• [Requirement]: Make an exact transcription of the material, leaving out all images.

• [Dataset extract]:
-- begin --
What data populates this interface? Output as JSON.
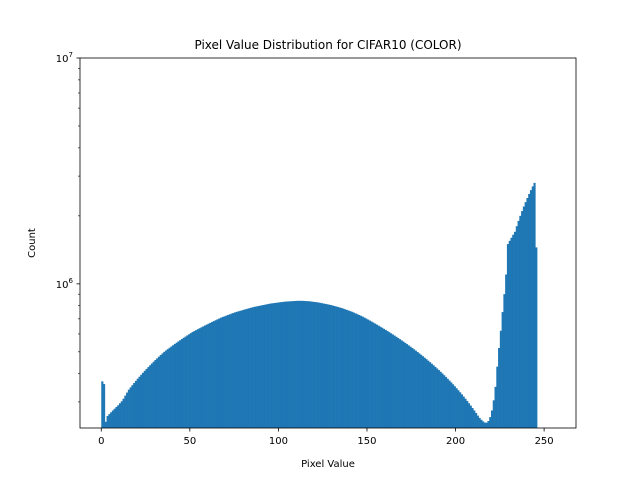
{
  "chart_data": {
    "type": "bar",
    "title": "Pixel Value Distribution for CIFAR10 (COLOR)",
    "xlabel": "Pixel Value",
    "ylabel": "Count",
    "xlim": [
      -12,
      268
    ],
    "ylim": [
      230000,
      10000000
    ],
    "y_scale": "log",
    "grid": false,
    "color": "#1f77b4",
    "x_ticks": [
      {
        "value": 0,
        "label": "0"
      },
      {
        "value": 50,
        "label": "50"
      },
      {
        "value": 100,
        "label": "100"
      },
      {
        "value": 150,
        "label": "150"
      },
      {
        "value": 200,
        "label": "200"
      },
      {
        "value": 250,
        "label": "250"
      }
    ],
    "y_ticks": [
      {
        "value": 1000000,
        "base": "10",
        "exp": "6"
      },
      {
        "value": 10000000,
        "base": "10",
        "exp": "7"
      }
    ],
    "bins": {
      "start": 0,
      "width": 1
    },
    "values": [
      370000,
      360000,
      245000,
      260000,
      265000,
      270000,
      275000,
      280000,
      285000,
      290000,
      296000,
      302000,
      310000,
      320000,
      330000,
      340000,
      348000,
      356000,
      364000,
      372000,
      380000,
      388000,
      396000,
      404000,
      412000,
      420000,
      428000,
      436000,
      444000,
      452000,
      460000,
      468000,
      476000,
      484000,
      492000,
      500000,
      507000,
      514000,
      521000,
      528000,
      535000,
      542000,
      549000,
      556000,
      563000,
      570000,
      577000,
      584000,
      591000,
      598000,
      605000,
      612000,
      618000,
      624000,
      630000,
      636000,
      642000,
      648000,
      654000,
      660000,
      666000,
      672000,
      678000,
      684000,
      690000,
      696000,
      702000,
      708000,
      713000,
      718000,
      723000,
      728000,
      733000,
      738000,
      743000,
      748000,
      752000,
      756000,
      760000,
      764000,
      768000,
      772000,
      776000,
      780000,
      784000,
      788000,
      791000,
      794000,
      797000,
      800000,
      803000,
      806000,
      809000,
      812000,
      815000,
      818000,
      820000,
      822000,
      824000,
      826000,
      828000,
      830000,
      832000,
      834000,
      835000,
      836000,
      837000,
      838000,
      839000,
      840000,
      841000,
      841000,
      841000,
      841000,
      840000,
      839000,
      838000,
      837000,
      835000,
      833000,
      831000,
      829000,
      827000,
      824000,
      821000,
      818000,
      815000,
      812000,
      809000,
      806000,
      802000,
      798000,
      794000,
      790000,
      786000,
      782000,
      777000,
      772000,
      767000,
      762000,
      757000,
      752000,
      746000,
      740000,
      734000,
      728000,
      722000,
      716000,
      709000,
      702000,
      695000,
      688000,
      681000,
      674000,
      667000,
      660000,
      653000,
      646000,
      639000,
      632000,
      625000,
      618000,
      611000,
      604000,
      597000,
      590000,
      583000,
      576000,
      569000,
      562000,
      555000,
      548000,
      541000,
      534000,
      527000,
      520000,
      513000,
      506000,
      499000,
      492000,
      485000,
      478000,
      471000,
      464000,
      457000,
      450000,
      443000,
      436000,
      429000,
      422000,
      415000,
      408000,
      401000,
      394000,
      387000,
      380000,
      373000,
      366000,
      359000,
      352000,
      345000,
      338000,
      331000,
      324000,
      317000,
      310000,
      303000,
      296000,
      289000,
      282000,
      275000,
      268000,
      261000,
      255000,
      250000,
      246000,
      243000,
      243000,
      247000,
      257000,
      275000,
      305000,
      350000,
      430000,
      520000,
      620000,
      750000,
      900000,
      1100000,
      1500000,
      1550000,
      1600000,
      1650000,
      1700000,
      1800000,
      1900000,
      2000000,
      2100000,
      2200000,
      2300000,
      2400000,
      2500000,
      2600000,
      2700000,
      2800000,
      1450000
    ]
  }
}
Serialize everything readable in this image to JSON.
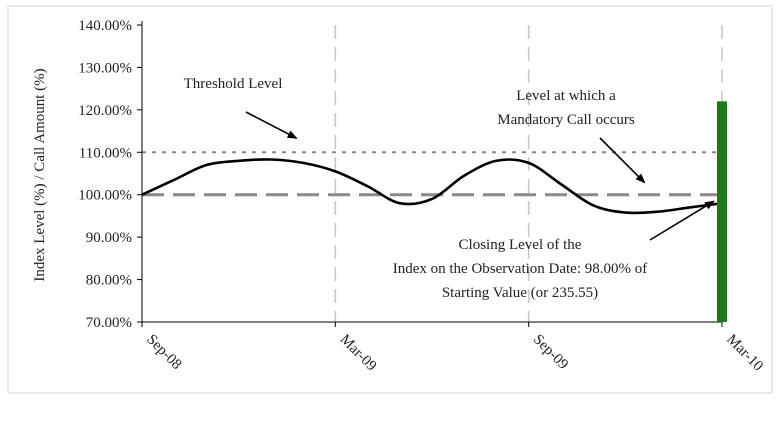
-- end --
• [Exercise result]:
What data populates this interface? Output as JSON.
{
  "chart_data": {
    "type": "bar",
    "title": "Pixel Value Distribution for CIFAR10 (COLOR)",
    "xlabel": "Pixel Value",
    "ylabel": "Count",
    "xlim": [
      -12,
      268
    ],
    "ylim": [
      230000,
      10000000
    ],
    "y_scale": "log",
    "grid": false,
    "color": "#1f77b4",
    "x_ticks": [
      {
        "value": 0,
        "label": "0"
      },
      {
        "value": 50,
        "label": "50"
      },
      {
        "value": 100,
        "label": "100"
      },
      {
        "value": 150,
        "label": "150"
      },
      {
        "value": 200,
        "label": "200"
      },
      {
        "value": 250,
        "label": "250"
      }
    ],
    "y_ticks": [
      {
        "value": 1000000,
        "base": "10",
        "exp": "6"
      },
      {
        "value": 10000000,
        "base": "10",
        "exp": "7"
      }
    ],
    "bins": {
      "start": 0,
      "width": 1
    },
    "values": [
      370000,
      360000,
      245000,
      260000,
      265000,
      270000,
      275000,
      280000,
      285000,
      290000,
      296000,
      302000,
      310000,
      320000,
      330000,
      340000,
      348000,
      356000,
      364000,
      372000,
      380000,
      388000,
      396000,
      404000,
      412000,
      420000,
      428000,
      436000,
      444000,
      452000,
      460000,
      468000,
      476000,
      484000,
      492000,
      500000,
      507000,
      514000,
      521000,
      528000,
      535000,
      542000,
      549000,
      556000,
      563000,
      570000,
      577000,
      584000,
      591000,
      598000,
      605000,
      612000,
      618000,
      624000,
      630000,
      636000,
      642000,
      648000,
      654000,
      660000,
      666000,
      672000,
      678000,
      684000,
      690000,
      696000,
      702000,
      708000,
      713000,
      718000,
      723000,
      728000,
      733000,
      738000,
      743000,
      748000,
      752000,
      756000,
      760000,
      764000,
      768000,
      772000,
      776000,
      780000,
      784000,
      788000,
      791000,
      794000,
      797000,
      800000,
      803000,
      806000,
      809000,
      812000,
      815000,
      818000,
      820000,
      822000,
      824000,
      826000,
      828000,
      830000,
      832000,
      834000,
      835000,
      836000,
      837000,
      838000,
      839000,
      840000,
      841000,
      841000,
      841000,
      841000,
      840000,
      839000,
      838000,
      837000,
      835000,
      833000,
      831000,
      829000,
      827000,
      824000,
      821000,
      818000,
      815000,
      812000,
      809000,
      806000,
      802000,
      798000,
      794000,
      790000,
      786000,
      782000,
      777000,
      772000,
      767000,
      762000,
      757000,
      752000,
      746000,
      740000,
      734000,
      728000,
      722000,
      716000,
      709000,
      702000,
      695000,
      688000,
      681000,
      674000,
      667000,
      660000,
      653000,
      646000,
      639000,
      632000,
      625000,
      618000,
      611000,
      604000,
      597000,
      590000,
      583000,
      576000,
      569000,
      562000,
      555000,
      548000,
      541000,
      534000,
      527000,
      520000,
      513000,
      506000,
      499000,
      492000,
      485000,
      478000,
      471000,
      464000,
      457000,
      450000,
      443000,
      436000,
      429000,
      422000,
      415000,
      408000,
      401000,
      394000,
      387000,
      380000,
      373000,
      366000,
      359000,
      352000,
      345000,
      338000,
      331000,
      324000,
      317000,
      310000,
      303000,
      296000,
      289000,
      282000,
      275000,
      268000,
      261000,
      255000,
      250000,
      246000,
      243000,
      243000,
      247000,
      257000,
      275000,
      305000,
      350000,
      430000,
      520000,
      620000,
      750000,
      900000,
      1100000,
      1500000,
      1550000,
      1600000,
      1650000,
      1700000,
      1800000,
      1900000,
      2000000,
      2100000,
      2200000,
      2300000,
      2400000,
      2500000,
      2600000,
      2700000,
      2800000,
      1450000
    ]
  }
}
Serialize everything readable in this image to JSON.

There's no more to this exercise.